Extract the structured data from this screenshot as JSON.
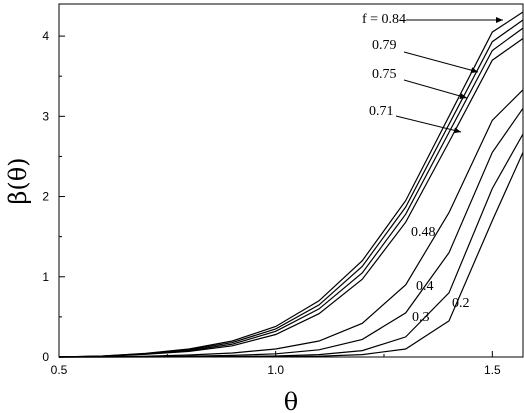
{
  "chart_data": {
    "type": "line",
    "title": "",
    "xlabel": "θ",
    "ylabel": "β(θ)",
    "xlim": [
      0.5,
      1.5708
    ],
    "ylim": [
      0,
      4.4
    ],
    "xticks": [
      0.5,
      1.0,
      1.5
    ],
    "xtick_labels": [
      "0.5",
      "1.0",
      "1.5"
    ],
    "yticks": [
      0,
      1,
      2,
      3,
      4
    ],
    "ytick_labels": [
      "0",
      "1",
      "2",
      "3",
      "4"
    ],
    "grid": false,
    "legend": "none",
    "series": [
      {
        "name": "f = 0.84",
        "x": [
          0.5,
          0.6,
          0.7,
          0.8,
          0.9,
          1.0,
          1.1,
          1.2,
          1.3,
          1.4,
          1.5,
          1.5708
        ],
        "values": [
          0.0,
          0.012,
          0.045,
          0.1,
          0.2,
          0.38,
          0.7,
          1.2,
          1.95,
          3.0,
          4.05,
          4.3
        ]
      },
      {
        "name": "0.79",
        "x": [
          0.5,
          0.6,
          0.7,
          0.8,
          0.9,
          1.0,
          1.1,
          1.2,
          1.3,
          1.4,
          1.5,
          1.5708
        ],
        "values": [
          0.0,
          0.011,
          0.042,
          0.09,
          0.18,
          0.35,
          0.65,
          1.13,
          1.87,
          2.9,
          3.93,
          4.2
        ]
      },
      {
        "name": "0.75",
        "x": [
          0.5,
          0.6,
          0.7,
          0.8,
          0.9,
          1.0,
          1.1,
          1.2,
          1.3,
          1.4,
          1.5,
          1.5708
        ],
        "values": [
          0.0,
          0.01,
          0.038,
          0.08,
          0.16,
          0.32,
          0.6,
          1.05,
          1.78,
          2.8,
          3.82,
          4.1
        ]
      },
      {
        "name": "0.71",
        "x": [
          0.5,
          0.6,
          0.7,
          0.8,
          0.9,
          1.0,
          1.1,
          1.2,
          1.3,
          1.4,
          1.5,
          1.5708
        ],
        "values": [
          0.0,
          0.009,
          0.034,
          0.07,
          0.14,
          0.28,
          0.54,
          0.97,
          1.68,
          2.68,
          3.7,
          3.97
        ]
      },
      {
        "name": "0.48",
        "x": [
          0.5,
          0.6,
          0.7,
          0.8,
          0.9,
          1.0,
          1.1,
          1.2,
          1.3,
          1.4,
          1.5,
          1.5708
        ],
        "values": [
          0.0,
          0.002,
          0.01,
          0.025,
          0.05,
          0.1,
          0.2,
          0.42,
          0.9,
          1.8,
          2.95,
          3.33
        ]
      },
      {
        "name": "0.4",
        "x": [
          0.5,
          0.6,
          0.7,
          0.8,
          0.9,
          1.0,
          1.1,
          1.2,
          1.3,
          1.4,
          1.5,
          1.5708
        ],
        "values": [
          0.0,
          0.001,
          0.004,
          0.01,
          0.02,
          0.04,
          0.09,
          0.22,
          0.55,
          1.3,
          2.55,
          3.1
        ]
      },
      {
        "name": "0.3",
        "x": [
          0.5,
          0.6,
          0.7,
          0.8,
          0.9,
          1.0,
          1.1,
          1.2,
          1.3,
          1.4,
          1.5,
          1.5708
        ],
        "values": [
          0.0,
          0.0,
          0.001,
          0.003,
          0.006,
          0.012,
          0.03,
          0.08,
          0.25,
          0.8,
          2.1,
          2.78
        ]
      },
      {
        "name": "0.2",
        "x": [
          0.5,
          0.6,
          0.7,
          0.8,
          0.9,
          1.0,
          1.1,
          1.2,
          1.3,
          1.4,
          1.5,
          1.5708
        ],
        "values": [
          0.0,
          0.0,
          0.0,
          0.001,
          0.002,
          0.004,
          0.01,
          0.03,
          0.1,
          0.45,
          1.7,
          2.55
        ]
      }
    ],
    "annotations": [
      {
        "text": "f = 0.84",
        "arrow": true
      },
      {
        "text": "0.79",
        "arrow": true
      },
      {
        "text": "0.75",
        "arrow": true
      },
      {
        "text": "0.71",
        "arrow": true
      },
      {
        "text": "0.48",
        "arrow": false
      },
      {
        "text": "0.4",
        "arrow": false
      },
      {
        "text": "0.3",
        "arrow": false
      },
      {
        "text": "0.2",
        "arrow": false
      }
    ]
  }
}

EXERCISE PROMPT —
Can the entries above be repeated exactly, without their pictures?

FINISHED TASK —
Extract the structured data from this screenshot as JSON.
{
  "chart_data": {
    "type": "line",
    "title": "",
    "xlabel": "θ",
    "ylabel": "β(θ)",
    "xlim": [
      0.5,
      1.5708
    ],
    "ylim": [
      0,
      4.4
    ],
    "xticks": [
      0.5,
      1.0,
      1.5
    ],
    "xtick_labels": [
      "0.5",
      "1.0",
      "1.5"
    ],
    "yticks": [
      0,
      1,
      2,
      3,
      4
    ],
    "ytick_labels": [
      "0",
      "1",
      "2",
      "3",
      "4"
    ],
    "grid": false,
    "legend": "none",
    "series": [
      {
        "name": "f = 0.84",
        "x": [
          0.5,
          0.6,
          0.7,
          0.8,
          0.9,
          1.0,
          1.1,
          1.2,
          1.3,
          1.4,
          1.5,
          1.5708
        ],
        "values": [
          0.0,
          0.012,
          0.045,
          0.1,
          0.2,
          0.38,
          0.7,
          1.2,
          1.95,
          3.0,
          4.05,
          4.3
        ]
      },
      {
        "name": "0.79",
        "x": [
          0.5,
          0.6,
          0.7,
          0.8,
          0.9,
          1.0,
          1.1,
          1.2,
          1.3,
          1.4,
          1.5,
          1.5708
        ],
        "values": [
          0.0,
          0.011,
          0.042,
          0.09,
          0.18,
          0.35,
          0.65,
          1.13,
          1.87,
          2.9,
          3.93,
          4.2
        ]
      },
      {
        "name": "0.75",
        "x": [
          0.5,
          0.6,
          0.7,
          0.8,
          0.9,
          1.0,
          1.1,
          1.2,
          1.3,
          1.4,
          1.5,
          1.5708
        ],
        "values": [
          0.0,
          0.01,
          0.038,
          0.08,
          0.16,
          0.32,
          0.6,
          1.05,
          1.78,
          2.8,
          3.82,
          4.1
        ]
      },
      {
        "name": "0.71",
        "x": [
          0.5,
          0.6,
          0.7,
          0.8,
          0.9,
          1.0,
          1.1,
          1.2,
          1.3,
          1.4,
          1.5,
          1.5708
        ],
        "values": [
          0.0,
          0.009,
          0.034,
          0.07,
          0.14,
          0.28,
          0.54,
          0.97,
          1.68,
          2.68,
          3.7,
          3.97
        ]
      },
      {
        "name": "0.48",
        "x": [
          0.5,
          0.6,
          0.7,
          0.8,
          0.9,
          1.0,
          1.1,
          1.2,
          1.3,
          1.4,
          1.5,
          1.5708
        ],
        "values": [
          0.0,
          0.002,
          0.01,
          0.025,
          0.05,
          0.1,
          0.2,
          0.42,
          0.9,
          1.8,
          2.95,
          3.33
        ]
      },
      {
        "name": "0.4",
        "x": [
          0.5,
          0.6,
          0.7,
          0.8,
          0.9,
          1.0,
          1.1,
          1.2,
          1.3,
          1.4,
          1.5,
          1.5708
        ],
        "values": [
          0.0,
          0.001,
          0.004,
          0.01,
          0.02,
          0.04,
          0.09,
          0.22,
          0.55,
          1.3,
          2.55,
          3.1
        ]
      },
      {
        "name": "0.3",
        "x": [
          0.5,
          0.6,
          0.7,
          0.8,
          0.9,
          1.0,
          1.1,
          1.2,
          1.3,
          1.4,
          1.5,
          1.5708
        ],
        "values": [
          0.0,
          0.0,
          0.001,
          0.003,
          0.006,
          0.012,
          0.03,
          0.08,
          0.25,
          0.8,
          2.1,
          2.78
        ]
      },
      {
        "name": "0.2",
        "x": [
          0.5,
          0.6,
          0.7,
          0.8,
          0.9,
          1.0,
          1.1,
          1.2,
          1.3,
          1.4,
          1.5,
          1.5708
        ],
        "values": [
          0.0,
          0.0,
          0.0,
          0.001,
          0.002,
          0.004,
          0.01,
          0.03,
          0.1,
          0.45,
          1.7,
          2.55
        ]
      }
    ],
    "annotations": [
      {
        "text": "f = 0.84",
        "arrow": true
      },
      {
        "text": "0.79",
        "arrow": true
      },
      {
        "text": "0.75",
        "arrow": true
      },
      {
        "text": "0.71",
        "arrow": true
      },
      {
        "text": "0.48",
        "arrow": false
      },
      {
        "text": "0.4",
        "arrow": false
      },
      {
        "text": "0.3",
        "arrow": false
      },
      {
        "text": "0.2",
        "arrow": false
      }
    ]
  }
}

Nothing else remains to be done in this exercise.